§ **Task to complete**:
Transcribe the records below exactly as they appear.

[Data records]
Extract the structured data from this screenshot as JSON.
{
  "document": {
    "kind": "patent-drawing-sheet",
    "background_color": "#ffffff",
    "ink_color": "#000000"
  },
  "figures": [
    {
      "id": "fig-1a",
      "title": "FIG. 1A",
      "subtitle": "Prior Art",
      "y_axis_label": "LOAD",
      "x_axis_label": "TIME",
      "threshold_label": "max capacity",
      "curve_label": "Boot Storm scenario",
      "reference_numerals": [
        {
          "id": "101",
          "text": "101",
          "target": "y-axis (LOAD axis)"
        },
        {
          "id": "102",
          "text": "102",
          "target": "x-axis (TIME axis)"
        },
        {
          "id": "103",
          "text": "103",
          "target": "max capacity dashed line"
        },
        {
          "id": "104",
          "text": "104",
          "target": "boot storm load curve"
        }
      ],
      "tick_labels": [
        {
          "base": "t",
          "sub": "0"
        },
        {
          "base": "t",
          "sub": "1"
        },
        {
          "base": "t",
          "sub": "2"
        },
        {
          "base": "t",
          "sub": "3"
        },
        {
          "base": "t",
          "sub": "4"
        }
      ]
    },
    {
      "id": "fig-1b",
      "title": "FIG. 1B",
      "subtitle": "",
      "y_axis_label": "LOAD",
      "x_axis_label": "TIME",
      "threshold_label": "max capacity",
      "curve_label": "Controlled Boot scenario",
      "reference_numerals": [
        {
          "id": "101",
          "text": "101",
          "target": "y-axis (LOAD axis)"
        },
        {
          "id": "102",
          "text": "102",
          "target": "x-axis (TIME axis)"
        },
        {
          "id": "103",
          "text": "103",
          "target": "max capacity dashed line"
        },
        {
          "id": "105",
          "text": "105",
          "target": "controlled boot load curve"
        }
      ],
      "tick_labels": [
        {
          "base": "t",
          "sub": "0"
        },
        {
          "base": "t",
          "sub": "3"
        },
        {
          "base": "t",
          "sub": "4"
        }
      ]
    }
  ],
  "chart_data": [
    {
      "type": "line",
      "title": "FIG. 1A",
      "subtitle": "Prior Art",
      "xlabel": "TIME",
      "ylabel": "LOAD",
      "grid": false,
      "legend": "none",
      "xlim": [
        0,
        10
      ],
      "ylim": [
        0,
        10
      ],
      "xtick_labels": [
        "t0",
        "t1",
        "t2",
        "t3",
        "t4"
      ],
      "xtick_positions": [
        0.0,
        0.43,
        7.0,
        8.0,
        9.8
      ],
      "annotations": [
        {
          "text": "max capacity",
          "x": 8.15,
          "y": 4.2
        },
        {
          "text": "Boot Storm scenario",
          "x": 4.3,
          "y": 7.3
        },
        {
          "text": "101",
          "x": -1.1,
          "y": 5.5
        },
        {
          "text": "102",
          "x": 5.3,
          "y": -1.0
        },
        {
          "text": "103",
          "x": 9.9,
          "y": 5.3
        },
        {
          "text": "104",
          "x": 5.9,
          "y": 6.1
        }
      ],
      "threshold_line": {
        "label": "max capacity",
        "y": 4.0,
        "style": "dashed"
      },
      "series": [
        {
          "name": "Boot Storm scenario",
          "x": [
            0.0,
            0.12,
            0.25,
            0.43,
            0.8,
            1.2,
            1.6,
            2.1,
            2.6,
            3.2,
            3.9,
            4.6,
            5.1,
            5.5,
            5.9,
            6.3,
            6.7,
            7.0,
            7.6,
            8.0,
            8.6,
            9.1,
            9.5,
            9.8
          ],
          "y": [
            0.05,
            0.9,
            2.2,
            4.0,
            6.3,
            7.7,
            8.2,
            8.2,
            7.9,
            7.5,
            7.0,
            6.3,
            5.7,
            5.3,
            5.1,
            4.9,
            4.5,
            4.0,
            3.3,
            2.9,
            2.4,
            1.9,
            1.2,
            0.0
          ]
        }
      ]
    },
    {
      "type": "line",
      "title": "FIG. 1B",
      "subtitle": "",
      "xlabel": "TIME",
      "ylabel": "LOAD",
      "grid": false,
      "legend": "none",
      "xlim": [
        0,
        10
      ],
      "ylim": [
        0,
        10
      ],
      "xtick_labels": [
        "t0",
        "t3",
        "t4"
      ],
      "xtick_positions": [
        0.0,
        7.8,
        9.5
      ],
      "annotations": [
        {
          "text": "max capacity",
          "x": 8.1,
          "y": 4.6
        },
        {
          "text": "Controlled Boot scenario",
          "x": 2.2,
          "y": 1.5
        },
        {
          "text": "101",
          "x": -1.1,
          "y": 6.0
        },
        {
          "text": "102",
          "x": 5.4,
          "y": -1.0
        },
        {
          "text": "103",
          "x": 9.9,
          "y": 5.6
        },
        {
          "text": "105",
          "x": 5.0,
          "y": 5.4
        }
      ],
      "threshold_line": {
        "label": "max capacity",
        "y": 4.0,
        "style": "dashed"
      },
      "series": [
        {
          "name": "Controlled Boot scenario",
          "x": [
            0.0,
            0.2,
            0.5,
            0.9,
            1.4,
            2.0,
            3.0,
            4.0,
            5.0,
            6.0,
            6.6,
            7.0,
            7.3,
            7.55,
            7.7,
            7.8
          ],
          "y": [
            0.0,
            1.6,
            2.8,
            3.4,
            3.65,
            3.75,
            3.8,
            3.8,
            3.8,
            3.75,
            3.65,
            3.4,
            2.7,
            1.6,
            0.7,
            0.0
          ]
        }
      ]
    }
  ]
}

§ **Solution to the problem**:
Extract the structured data from this screenshot as JSON.
{
  "document": {
    "kind": "patent-drawing-sheet",
    "background_color": "#ffffff",
    "ink_color": "#000000"
  },
  "figures": [
    {
      "id": "fig-1a",
      "title": "FIG. 1A",
      "subtitle": "Prior Art",
      "y_axis_label": "LOAD",
      "x_axis_label": "TIME",
      "threshold_label": "max capacity",
      "curve_label": "Boot Storm scenario",
      "reference_numerals": [
        {
          "id": "101",
          "text": "101",
          "target": "y-axis (LOAD axis)"
        },
        {
          "id": "102",
          "text": "102",
          "target": "x-axis (TIME axis)"
        },
        {
          "id": "103",
          "text": "103",
          "target": "max capacity dashed line"
        },
        {
          "id": "104",
          "text": "104",
          "target": "boot storm load curve"
        }
      ],
      "tick_labels": [
        {
          "base": "t",
          "sub": "0"
        },
        {
          "base": "t",
          "sub": "1"
        },
        {
          "base": "t",
          "sub": "2"
        },
        {
          "base": "t",
          "sub": "3"
        },
        {
          "base": "t",
          "sub": "4"
        }
      ]
    },
    {
      "id": "fig-1b",
      "title": "FIG. 1B",
      "subtitle": "",
      "y_axis_label": "LOAD",
      "x_axis_label": "TIME",
      "threshold_label": "max capacity",
      "curve_label": "Controlled Boot scenario",
      "reference_numerals": [
        {
          "id": "101",
          "text": "101",
          "target": "y-axis (LOAD axis)"
        },
        {
          "id": "102",
          "text": "102",
          "target": "x-axis (TIME axis)"
        },
        {
          "id": "103",
          "text": "103",
          "target": "max capacity dashed line"
        },
        {
          "id": "105",
          "text": "105",
          "target": "controlled boot load curve"
        }
      ],
      "tick_labels": [
        {
          "base": "t",
          "sub": "0"
        },
        {
          "base": "t",
          "sub": "3"
        },
        {
          "base": "t",
          "sub": "4"
        }
      ]
    }
  ],
  "chart_data": [
    {
      "type": "line",
      "title": "FIG. 1A",
      "subtitle": "Prior Art",
      "xlabel": "TIME",
      "ylabel": "LOAD",
      "grid": false,
      "legend": "none",
      "xlim": [
        0,
        10
      ],
      "ylim": [
        0,
        10
      ],
      "xtick_labels": [
        "t0",
        "t1",
        "t2",
        "t3",
        "t4"
      ],
      "xtick_positions": [
        0.0,
        0.43,
        7.0,
        8.0,
        9.8
      ],
      "annotations": [
        {
          "text": "max capacity",
          "x": 8.15,
          "y": 4.2
        },
        {
          "text": "Boot Storm scenario",
          "x": 4.3,
          "y": 7.3
        },
        {
          "text": "101",
          "x": -1.1,
          "y": 5.5
        },
        {
          "text": "102",
          "x": 5.3,
          "y": -1.0
        },
        {
          "text": "103",
          "x": 9.9,
          "y": 5.3
        },
        {
          "text": "104",
          "x": 5.9,
          "y": 6.1
        }
      ],
      "threshold_line": {
        "label": "max capacity",
        "y": 4.0,
        "style": "dashed"
      },
      "series": [
        {
          "name": "Boot Storm scenario",
          "x": [
            0.0,
            0.12,
            0.25,
            0.43,
            0.8,
            1.2,
            1.6,
            2.1,
            2.6,
            3.2,
            3.9,
            4.6,
            5.1,
            5.5,
            5.9,
            6.3,
            6.7,
            7.0,
            7.6,
            8.0,
            8.6,
            9.1,
            9.5,
            9.8
          ],
          "y": [
            0.05,
            0.9,
            2.2,
            4.0,
            6.3,
            7.7,
            8.2,
            8.2,
            7.9,
            7.5,
            7.0,
            6.3,
            5.7,
            5.3,
            5.1,
            4.9,
            4.5,
            4.0,
            3.3,
            2.9,
            2.4,
            1.9,
            1.2,
            0.0
          ]
        }
      ]
    },
    {
      "type": "line",
      "title": "FIG. 1B",
      "subtitle": "",
      "xlabel": "TIME",
      "ylabel": "LOAD",
      "grid": false,
      "legend": "none",
      "xlim": [
        0,
        10
      ],
      "ylim": [
        0,
        10
      ],
      "xtick_labels": [
        "t0",
        "t3",
        "t4"
      ],
      "xtick_positions": [
        0.0,
        7.8,
        9.5
      ],
      "annotations": [
        {
          "text": "max capacity",
          "x": 8.1,
          "y": 4.6
        },
        {
          "text": "Controlled Boot scenario",
          "x": 2.2,
          "y": 1.5
        },
        {
          "text": "101",
          "x": -1.1,
          "y": 6.0
        },
        {
          "text": "102",
          "x": 5.4,
          "y": -1.0
        },
        {
          "text": "103",
          "x": 9.9,
          "y": 5.6
        },
        {
          "text": "105",
          "x": 5.0,
          "y": 5.4
        }
      ],
      "threshold_line": {
        "label": "max capacity",
        "y": 4.0,
        "style": "dashed"
      },
      "series": [
        {
          "name": "Controlled Boot scenario",
          "x": [
            0.0,
            0.2,
            0.5,
            0.9,
            1.4,
            2.0,
            3.0,
            4.0,
            5.0,
            6.0,
            6.6,
            7.0,
            7.3,
            7.55,
            7.7,
            7.8
          ],
          "y": [
            0.0,
            1.6,
            2.8,
            3.4,
            3.65,
            3.75,
            3.8,
            3.8,
            3.8,
            3.75,
            3.65,
            3.4,
            2.7,
            1.6,
            0.7,
            0.0
          ]
        }
      ]
    }
  ]
}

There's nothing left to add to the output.